>> START Records to process

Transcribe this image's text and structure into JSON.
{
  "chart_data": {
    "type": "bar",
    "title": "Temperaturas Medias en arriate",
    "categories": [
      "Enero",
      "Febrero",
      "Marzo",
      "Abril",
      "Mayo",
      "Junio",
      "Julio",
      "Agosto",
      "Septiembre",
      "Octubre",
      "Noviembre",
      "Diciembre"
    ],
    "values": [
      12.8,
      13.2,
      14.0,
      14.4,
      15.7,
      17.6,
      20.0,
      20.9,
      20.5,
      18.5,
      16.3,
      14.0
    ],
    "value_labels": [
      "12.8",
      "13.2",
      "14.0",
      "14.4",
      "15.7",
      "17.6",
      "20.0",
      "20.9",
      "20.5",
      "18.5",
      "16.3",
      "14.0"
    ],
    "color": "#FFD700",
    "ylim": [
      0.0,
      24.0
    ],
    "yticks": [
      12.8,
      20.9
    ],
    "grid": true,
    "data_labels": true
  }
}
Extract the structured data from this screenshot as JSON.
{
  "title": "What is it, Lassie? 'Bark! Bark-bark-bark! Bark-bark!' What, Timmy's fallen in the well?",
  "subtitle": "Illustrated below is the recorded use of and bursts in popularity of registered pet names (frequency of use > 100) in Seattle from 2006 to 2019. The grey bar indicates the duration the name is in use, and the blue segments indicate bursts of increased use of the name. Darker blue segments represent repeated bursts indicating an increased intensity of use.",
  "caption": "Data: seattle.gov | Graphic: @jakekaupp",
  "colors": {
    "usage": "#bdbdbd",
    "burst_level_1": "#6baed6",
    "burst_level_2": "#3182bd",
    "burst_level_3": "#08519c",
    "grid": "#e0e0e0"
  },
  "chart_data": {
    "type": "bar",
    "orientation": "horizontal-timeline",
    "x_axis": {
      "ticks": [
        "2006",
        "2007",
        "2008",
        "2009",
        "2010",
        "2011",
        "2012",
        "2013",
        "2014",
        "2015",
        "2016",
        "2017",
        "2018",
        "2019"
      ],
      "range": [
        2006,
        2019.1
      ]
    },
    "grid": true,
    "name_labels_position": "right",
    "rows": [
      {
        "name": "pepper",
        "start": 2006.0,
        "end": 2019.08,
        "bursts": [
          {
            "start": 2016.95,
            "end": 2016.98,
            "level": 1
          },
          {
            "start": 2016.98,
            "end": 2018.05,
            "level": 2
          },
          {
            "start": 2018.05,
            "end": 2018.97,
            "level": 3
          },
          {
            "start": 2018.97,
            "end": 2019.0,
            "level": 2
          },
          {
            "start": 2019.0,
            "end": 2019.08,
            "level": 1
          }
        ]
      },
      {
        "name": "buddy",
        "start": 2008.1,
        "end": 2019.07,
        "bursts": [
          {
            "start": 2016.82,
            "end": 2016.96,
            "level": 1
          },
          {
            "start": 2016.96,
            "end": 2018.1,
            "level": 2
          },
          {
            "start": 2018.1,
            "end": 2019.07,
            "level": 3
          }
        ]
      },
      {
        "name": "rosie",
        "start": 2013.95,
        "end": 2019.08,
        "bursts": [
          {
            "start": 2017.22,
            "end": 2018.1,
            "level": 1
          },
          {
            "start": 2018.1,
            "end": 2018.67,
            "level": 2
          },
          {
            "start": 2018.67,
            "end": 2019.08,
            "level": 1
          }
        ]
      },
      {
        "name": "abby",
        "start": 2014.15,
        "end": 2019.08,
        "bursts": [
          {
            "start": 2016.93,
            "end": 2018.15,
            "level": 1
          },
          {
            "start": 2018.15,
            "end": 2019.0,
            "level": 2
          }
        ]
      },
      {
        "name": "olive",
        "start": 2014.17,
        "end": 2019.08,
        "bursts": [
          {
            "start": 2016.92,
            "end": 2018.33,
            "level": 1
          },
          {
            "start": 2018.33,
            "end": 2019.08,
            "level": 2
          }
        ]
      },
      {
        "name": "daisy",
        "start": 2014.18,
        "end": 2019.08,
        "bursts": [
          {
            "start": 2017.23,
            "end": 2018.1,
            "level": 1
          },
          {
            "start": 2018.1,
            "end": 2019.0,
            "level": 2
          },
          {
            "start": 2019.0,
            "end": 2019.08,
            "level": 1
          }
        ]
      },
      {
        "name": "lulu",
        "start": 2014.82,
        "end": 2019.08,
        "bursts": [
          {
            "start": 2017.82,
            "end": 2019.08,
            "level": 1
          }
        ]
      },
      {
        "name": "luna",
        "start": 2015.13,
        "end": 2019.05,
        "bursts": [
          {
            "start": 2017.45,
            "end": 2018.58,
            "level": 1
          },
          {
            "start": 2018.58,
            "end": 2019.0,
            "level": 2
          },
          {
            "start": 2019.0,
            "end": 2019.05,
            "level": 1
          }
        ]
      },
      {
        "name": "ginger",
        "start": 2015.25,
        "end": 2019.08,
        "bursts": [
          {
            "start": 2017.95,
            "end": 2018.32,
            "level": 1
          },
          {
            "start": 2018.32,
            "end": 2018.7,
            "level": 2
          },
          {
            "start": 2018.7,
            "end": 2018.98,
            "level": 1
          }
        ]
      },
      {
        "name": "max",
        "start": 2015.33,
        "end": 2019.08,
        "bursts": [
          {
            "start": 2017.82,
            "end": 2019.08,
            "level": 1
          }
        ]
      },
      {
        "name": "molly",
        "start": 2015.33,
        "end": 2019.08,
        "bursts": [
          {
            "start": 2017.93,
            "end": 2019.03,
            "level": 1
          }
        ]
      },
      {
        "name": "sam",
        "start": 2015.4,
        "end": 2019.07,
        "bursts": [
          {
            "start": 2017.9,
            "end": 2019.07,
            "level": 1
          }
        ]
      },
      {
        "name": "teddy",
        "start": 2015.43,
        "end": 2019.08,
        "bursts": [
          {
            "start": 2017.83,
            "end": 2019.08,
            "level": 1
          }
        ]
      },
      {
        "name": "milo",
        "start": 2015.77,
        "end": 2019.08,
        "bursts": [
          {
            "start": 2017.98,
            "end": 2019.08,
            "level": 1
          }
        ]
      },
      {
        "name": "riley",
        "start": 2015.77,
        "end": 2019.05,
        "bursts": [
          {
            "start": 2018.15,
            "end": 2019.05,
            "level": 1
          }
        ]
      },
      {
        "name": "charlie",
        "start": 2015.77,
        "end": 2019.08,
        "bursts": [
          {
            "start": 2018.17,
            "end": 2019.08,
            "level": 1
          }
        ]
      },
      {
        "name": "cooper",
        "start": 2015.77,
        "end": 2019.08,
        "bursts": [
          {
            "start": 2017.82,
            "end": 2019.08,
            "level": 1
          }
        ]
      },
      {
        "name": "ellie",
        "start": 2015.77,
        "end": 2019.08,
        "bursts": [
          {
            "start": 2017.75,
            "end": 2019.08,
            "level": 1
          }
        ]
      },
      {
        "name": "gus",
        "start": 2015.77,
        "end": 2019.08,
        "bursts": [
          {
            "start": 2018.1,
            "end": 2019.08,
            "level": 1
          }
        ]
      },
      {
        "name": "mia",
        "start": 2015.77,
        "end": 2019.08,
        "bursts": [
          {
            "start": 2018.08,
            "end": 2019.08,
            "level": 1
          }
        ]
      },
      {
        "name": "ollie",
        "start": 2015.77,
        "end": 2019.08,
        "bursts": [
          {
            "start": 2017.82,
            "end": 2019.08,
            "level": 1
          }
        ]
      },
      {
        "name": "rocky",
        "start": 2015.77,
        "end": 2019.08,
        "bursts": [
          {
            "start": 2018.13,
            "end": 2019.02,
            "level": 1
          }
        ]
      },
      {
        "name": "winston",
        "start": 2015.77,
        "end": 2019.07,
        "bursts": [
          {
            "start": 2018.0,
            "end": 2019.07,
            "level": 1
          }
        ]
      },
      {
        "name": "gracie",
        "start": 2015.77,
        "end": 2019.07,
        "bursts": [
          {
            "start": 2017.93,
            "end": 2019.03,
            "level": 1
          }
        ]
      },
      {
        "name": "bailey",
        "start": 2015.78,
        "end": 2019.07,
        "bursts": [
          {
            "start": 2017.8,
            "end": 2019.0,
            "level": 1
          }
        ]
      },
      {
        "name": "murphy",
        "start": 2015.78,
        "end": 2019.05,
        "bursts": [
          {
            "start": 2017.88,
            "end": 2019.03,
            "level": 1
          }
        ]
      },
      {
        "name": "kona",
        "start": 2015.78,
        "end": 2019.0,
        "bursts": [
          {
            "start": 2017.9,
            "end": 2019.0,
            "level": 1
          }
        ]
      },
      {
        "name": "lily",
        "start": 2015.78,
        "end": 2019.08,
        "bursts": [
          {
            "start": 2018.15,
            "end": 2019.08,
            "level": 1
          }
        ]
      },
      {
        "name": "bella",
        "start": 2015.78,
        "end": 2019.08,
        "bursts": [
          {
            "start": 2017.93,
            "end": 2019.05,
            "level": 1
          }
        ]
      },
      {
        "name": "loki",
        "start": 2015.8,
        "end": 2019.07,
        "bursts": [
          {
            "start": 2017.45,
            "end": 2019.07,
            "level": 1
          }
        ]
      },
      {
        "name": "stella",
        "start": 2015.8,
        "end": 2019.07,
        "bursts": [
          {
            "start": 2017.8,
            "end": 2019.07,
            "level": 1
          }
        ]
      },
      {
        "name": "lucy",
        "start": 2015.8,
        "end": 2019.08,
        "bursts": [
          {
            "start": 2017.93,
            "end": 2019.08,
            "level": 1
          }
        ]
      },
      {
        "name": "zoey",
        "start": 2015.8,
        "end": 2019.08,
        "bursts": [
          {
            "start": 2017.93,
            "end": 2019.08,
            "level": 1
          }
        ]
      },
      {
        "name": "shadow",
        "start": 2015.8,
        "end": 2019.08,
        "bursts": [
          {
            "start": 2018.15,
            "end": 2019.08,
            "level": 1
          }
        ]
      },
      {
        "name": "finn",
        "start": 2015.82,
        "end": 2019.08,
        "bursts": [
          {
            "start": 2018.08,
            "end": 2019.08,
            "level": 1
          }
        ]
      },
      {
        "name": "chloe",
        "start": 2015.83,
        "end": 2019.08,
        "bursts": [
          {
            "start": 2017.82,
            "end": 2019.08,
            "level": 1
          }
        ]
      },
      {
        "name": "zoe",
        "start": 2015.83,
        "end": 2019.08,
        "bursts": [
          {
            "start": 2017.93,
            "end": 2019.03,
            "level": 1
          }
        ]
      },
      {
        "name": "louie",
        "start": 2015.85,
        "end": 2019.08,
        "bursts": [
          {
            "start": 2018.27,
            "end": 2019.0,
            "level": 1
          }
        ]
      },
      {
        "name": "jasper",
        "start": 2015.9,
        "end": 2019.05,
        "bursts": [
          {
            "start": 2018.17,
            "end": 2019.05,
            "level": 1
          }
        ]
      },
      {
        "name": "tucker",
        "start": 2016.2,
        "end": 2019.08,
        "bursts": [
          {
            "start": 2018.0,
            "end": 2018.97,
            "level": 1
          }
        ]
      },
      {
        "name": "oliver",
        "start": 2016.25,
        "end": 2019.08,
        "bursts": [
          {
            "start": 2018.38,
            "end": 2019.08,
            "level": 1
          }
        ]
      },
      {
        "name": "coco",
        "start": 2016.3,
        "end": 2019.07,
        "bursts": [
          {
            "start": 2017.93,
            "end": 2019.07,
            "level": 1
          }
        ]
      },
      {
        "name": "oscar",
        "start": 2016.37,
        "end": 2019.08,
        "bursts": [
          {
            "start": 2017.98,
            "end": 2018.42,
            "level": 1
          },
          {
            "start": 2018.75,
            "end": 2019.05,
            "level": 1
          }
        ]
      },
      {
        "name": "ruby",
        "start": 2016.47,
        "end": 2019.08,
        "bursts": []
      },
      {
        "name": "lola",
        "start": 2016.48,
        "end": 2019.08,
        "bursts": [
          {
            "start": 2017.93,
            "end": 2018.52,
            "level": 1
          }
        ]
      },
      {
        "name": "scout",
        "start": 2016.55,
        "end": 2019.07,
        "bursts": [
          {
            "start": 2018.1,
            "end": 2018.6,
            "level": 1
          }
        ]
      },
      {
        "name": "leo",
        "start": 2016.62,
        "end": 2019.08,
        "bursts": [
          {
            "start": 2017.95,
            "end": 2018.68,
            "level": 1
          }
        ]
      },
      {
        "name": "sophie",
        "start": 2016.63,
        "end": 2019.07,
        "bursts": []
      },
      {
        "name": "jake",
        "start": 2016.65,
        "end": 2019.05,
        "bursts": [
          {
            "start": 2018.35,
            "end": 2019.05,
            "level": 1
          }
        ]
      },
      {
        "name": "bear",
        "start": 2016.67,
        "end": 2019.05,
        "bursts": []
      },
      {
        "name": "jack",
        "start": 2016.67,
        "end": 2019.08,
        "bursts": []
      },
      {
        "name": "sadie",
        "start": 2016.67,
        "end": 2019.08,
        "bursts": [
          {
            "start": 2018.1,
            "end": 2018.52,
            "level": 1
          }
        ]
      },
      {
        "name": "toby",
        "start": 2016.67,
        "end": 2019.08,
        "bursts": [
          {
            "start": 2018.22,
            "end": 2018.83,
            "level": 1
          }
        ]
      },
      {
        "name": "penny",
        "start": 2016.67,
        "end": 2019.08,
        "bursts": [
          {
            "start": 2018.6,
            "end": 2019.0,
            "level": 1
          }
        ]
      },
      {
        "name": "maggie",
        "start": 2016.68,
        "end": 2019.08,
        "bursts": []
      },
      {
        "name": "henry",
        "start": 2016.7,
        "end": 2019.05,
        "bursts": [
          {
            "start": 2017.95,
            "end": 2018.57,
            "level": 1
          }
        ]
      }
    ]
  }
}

>> END Records to process

What to work on
Going over the lines above, work out how many include "this", then give only that number.

Answer to the problem
2